What needs to be done: Output all the material that follows, exactly as given.
╭─ Extracted records
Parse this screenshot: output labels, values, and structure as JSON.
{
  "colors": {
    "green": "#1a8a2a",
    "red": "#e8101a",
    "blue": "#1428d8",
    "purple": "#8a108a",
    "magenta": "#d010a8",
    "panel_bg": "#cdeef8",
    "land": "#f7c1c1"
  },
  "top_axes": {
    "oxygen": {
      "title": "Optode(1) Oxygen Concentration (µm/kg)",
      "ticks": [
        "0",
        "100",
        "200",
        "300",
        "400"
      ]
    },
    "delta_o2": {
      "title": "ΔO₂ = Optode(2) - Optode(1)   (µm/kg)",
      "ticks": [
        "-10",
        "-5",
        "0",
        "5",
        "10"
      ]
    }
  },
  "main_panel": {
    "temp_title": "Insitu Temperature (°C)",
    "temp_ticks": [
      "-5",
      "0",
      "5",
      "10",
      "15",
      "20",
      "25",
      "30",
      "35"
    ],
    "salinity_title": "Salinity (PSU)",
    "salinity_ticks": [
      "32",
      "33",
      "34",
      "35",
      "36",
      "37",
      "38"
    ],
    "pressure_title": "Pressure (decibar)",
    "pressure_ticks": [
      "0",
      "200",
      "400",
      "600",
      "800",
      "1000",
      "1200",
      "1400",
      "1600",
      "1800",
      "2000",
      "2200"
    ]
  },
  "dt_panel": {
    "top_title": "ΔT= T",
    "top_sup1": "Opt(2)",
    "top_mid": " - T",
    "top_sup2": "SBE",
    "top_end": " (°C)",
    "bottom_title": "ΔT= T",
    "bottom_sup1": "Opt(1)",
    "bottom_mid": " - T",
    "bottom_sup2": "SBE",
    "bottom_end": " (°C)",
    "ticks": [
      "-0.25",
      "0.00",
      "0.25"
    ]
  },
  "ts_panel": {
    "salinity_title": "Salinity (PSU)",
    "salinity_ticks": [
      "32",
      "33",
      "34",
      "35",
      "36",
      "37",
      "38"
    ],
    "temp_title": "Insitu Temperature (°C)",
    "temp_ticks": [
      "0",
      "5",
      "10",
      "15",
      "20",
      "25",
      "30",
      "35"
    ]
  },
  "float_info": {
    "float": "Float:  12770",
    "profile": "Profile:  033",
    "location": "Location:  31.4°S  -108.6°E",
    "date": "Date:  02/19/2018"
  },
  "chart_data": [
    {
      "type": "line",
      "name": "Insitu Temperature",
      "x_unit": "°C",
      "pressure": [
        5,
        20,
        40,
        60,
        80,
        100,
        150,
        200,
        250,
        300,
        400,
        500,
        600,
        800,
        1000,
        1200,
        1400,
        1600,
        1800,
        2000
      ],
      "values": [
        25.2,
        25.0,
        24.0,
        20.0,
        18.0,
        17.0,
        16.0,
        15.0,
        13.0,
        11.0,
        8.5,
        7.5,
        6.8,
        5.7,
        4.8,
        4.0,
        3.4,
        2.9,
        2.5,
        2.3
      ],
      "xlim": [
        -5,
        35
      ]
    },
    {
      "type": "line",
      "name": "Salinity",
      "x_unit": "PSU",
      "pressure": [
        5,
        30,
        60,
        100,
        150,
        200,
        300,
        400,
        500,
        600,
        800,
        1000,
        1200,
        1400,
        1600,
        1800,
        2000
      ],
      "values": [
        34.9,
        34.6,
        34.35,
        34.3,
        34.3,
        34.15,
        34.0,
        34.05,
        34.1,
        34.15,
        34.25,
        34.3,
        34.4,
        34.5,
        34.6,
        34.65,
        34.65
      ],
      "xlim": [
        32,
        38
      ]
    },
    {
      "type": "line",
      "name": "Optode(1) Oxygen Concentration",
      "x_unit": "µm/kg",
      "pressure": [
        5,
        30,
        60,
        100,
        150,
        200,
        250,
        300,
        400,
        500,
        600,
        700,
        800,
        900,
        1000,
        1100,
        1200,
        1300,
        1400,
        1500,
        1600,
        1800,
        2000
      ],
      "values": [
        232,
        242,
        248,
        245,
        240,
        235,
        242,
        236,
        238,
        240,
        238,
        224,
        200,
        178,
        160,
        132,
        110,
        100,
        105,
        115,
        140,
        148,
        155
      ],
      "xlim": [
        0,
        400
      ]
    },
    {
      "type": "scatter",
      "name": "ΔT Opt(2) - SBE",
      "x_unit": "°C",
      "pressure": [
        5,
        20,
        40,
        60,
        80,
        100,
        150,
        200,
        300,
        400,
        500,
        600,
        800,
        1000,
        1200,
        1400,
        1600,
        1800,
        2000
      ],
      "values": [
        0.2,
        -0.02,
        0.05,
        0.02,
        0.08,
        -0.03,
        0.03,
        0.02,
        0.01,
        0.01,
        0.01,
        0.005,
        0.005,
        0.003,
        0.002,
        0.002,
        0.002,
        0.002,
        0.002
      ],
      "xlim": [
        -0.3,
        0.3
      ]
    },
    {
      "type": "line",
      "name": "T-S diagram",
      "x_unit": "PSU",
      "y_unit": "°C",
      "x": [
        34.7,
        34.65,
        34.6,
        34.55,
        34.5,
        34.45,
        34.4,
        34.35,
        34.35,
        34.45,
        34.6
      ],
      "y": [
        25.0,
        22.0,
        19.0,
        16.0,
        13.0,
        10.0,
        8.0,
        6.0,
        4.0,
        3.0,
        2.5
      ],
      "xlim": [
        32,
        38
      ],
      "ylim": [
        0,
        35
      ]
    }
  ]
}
╰─
Right answer:
Parse this screenshot: output labels, values, and structure as JSON.
{
  "colors": {
    "green": "#1a8a2a",
    "red": "#e8101a",
    "blue": "#1428d8",
    "purple": "#8a108a",
    "magenta": "#d010a8",
    "panel_bg": "#cdeef8",
    "land": "#f7c1c1"
  },
  "top_axes": {
    "oxygen": {
      "title": "Optode(1) Oxygen Concentration (µm/kg)",
      "ticks": [
        "0",
        "100",
        "200",
        "300",
        "400"
      ]
    },
    "delta_o2": {
      "title": "ΔO₂ = Optode(2) - Optode(1)   (µm/kg)",
      "ticks": [
        "-10",
        "-5",
        "0",
        "5",
        "10"
      ]
    }
  },
  "main_panel": {
    "temp_title": "Insitu Temperature (°C)",
    "temp_ticks": [
      "-5",
      "0",
      "5",
      "10",
      "15",
      "20",
      "25",
      "30",
      "35"
    ],
    "salinity_title": "Salinity (PSU)",
    "salinity_ticks": [
      "32",
      "33",
      "34",
      "35",
      "36",
      "37",
      "38"
    ],
    "pressure_title": "Pressure (decibar)",
    "pressure_ticks": [
      "0",
      "200",
      "400",
      "600",
      "800",
      "1000",
      "1200",
      "1400",
      "1600",
      "1800",
      "2000",
      "2200"
    ]
  },
  "dt_panel": {
    "top_title": "ΔT= T",
    "top_sup1": "Opt(2)",
    "top_mid": " - T",
    "top_sup2": "SBE",
    "top_end": " (°C)",
    "bottom_title": "ΔT= T",
    "bottom_sup1": "Opt(1)",
    "bottom_mid": " - T",
    "bottom_sup2": "SBE",
    "bottom_end": " (°C)",
    "ticks": [
      "-0.25",
      "0.00",
      "0.25"
    ]
  },
  "ts_panel": {
    "salinity_title": "Salinity (PSU)",
    "salinity_ticks": [
      "32",
      "33",
      "34",
      "35",
      "36",
      "37",
      "38"
    ],
    "temp_title": "Insitu Temperature (°C)",
    "temp_ticks": [
      "0",
      "5",
      "10",
      "15",
      "20",
      "25",
      "30",
      "35"
    ]
  },
  "float_info": {
    "float": "Float:  12770",
    "profile": "Profile:  033",
    "location": "Location:  31.4°S  -108.6°E",
    "date": "Date:  02/19/2018"
  },
  "chart_data": [
    {
      "type": "line",
      "name": "Insitu Temperature",
      "x_unit": "°C",
      "pressure": [
        5,
        20,
        40,
        60,
        80,
        100,
        150,
        200,
        250,
        300,
        400,
        500,
        600,
        800,
        1000,
        1200,
        1400,
        1600,
        1800,
        2000
      ],
      "values": [
        25.2,
        25.0,
        24.0,
        20.0,
        18.0,
        17.0,
        16.0,
        15.0,
        13.0,
        11.0,
        8.5,
        7.5,
        6.8,
        5.7,
        4.8,
        4.0,
        3.4,
        2.9,
        2.5,
        2.3
      ],
      "xlim": [
        -5,
        35
      ]
    },
    {
      "type": "line",
      "name": "Salinity",
      "x_unit": "PSU",
      "pressure": [
        5,
        30,
        60,
        100,
        150,
        200,
        300,
        400,
        500,
        600,
        800,
        1000,
        1200,
        1400,
        1600,
        1800,
        2000
      ],
      "values": [
        34.9,
        34.6,
        34.35,
        34.3,
        34.3,
        34.15,
        34.0,
        34.05,
        34.1,
        34.15,
        34.25,
        34.3,
        34.4,
        34.5,
        34.6,
        34.65,
        34.65
      ],
      "xlim": [
        32,
        38
      ]
    },
    {
      "type": "line",
      "name": "Optode(1) Oxygen Concentration",
      "x_unit": "µm/kg",
      "pressure": [
        5,
        30,
        60,
        100,
        150,
        200,
        250,
        300,
        400,
        500,
        600,
        700,
        800,
        900,
        1000,
        1100,
        1200,
        1300,
        1400,
        1500,
        1600,
        1800,
        2000
      ],
      "values": [
        232,
        242,
        248,
        245,
        240,
        235,
        242,
        236,
        238,
        240,
        238,
        224,
        200,
        178,
        160,
        132,
        110,
        100,
        105,
        115,
        140,
        148,
        155
      ],
      "xlim": [
        0,
        400
      ]
    },
    {
      "type": "scatter",
      "name": "ΔT Opt(2) - SBE",
      "x_unit": "°C",
      "pressure": [
        5,
        20,
        40,
        60,
        80,
        100,
        150,
        200,
        300,
        400,
        500,
        600,
        800,
        1000,
        1200,
        1400,
        1600,
        1800,
        2000
      ],
      "values": [
        0.2,
        -0.02,
        0.05,
        0.02,
        0.08,
        -0.03,
        0.03,
        0.02,
        0.01,
        0.01,
        0.01,
        0.005,
        0.005,
        0.003,
        0.002,
        0.002,
        0.002,
        0.002,
        0.002
      ],
      "xlim": [
        -0.3,
        0.3
      ]
    },
    {
      "type": "line",
      "name": "T-S diagram",
      "x_unit": "PSU",
      "y_unit": "°C",
      "x": [
        34.7,
        34.65,
        34.6,
        34.55,
        34.5,
        34.45,
        34.4,
        34.35,
        34.35,
        34.45,
        34.6
      ],
      "y": [
        25.0,
        22.0,
        19.0,
        16.0,
        13.0,
        10.0,
        8.0,
        6.0,
        4.0,
        3.0,
        2.5
      ],
      "xlim": [
        32,
        38
      ],
      "ylim": [
        0,
        35
      ]
    }
  ]
}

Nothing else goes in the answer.